▶

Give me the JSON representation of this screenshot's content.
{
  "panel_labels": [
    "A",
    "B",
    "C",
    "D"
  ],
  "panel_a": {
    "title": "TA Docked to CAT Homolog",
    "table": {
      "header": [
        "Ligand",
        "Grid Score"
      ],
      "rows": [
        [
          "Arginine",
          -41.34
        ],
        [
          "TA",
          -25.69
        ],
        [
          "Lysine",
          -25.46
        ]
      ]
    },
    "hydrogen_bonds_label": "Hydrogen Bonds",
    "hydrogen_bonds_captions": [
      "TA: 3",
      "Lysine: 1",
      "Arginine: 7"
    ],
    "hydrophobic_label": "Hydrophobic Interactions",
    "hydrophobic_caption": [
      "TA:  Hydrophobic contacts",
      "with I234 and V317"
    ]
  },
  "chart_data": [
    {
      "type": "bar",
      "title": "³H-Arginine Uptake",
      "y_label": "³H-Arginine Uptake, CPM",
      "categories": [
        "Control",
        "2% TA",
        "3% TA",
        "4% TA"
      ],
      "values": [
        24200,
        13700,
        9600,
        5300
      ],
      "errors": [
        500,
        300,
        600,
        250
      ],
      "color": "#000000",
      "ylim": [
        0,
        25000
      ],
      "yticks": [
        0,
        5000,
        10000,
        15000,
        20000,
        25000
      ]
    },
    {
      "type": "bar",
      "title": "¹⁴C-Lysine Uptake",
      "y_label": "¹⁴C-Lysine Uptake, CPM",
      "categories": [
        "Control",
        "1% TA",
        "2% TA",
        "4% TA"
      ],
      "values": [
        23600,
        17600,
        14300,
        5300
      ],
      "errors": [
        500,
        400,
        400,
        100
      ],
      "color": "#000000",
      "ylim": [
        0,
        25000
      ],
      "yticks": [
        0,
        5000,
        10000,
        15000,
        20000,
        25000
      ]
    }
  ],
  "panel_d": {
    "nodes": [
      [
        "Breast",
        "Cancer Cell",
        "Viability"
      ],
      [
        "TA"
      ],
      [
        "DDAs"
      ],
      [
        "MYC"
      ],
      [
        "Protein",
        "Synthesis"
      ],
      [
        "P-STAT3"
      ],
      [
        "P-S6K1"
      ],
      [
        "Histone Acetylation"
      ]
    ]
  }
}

◀

• Brief: Repeat each entry exactly.

• Exercise result:
Give me the JSON representation of this screenshot's content.
{
  "panel_labels": [
    "A",
    "B",
    "C",
    "D"
  ],
  "panel_a": {
    "title": "TA Docked to CAT Homolog",
    "table": {
      "header": [
        "Ligand",
        "Grid Score"
      ],
      "rows": [
        [
          "Arginine",
          -41.34
        ],
        [
          "TA",
          -25.69
        ],
        [
          "Lysine",
          -25.46
        ]
      ]
    },
    "hydrogen_bonds_label": "Hydrogen Bonds",
    "hydrogen_bonds_captions": [
      "TA: 3",
      "Lysine: 1",
      "Arginine: 7"
    ],
    "hydrophobic_label": "Hydrophobic Interactions",
    "hydrophobic_caption": [
      "TA:  Hydrophobic contacts",
      "with I234 and V317"
    ]
  },
  "chart_data": [
    {
      "type": "bar",
      "title": "³H-Arginine Uptake",
      "y_label": "³H-Arginine Uptake, CPM",
      "categories": [
        "Control",
        "2% TA",
        "3% TA",
        "4% TA"
      ],
      "values": [
        24200,
        13700,
        9600,
        5300
      ],
      "errors": [
        500,
        300,
        600,
        250
      ],
      "color": "#000000",
      "ylim": [
        0,
        25000
      ],
      "yticks": [
        0,
        5000,
        10000,
        15000,
        20000,
        25000
      ]
    },
    {
      "type": "bar",
      "title": "¹⁴C-Lysine Uptake",
      "y_label": "¹⁴C-Lysine Uptake, CPM",
      "categories": [
        "Control",
        "1% TA",
        "2% TA",
        "4% TA"
      ],
      "values": [
        23600,
        17600,
        14300,
        5300
      ],
      "errors": [
        500,
        400,
        400,
        100
      ],
      "color": "#000000",
      "ylim": [
        0,
        25000
      ],
      "yticks": [
        0,
        5000,
        10000,
        15000,
        20000,
        25000
      ]
    }
  ],
  "panel_d": {
    "nodes": [
      [
        "Breast",
        "Cancer Cell",
        "Viability"
      ],
      [
        "TA"
      ],
      [
        "DDAs"
      ],
      [
        "MYC"
      ],
      [
        "Protein",
        "Synthesis"
      ],
      [
        "P-STAT3"
      ],
      [
        "P-S6K1"
      ],
      [
        "Histone Acetylation"
      ]
    ]
  }
}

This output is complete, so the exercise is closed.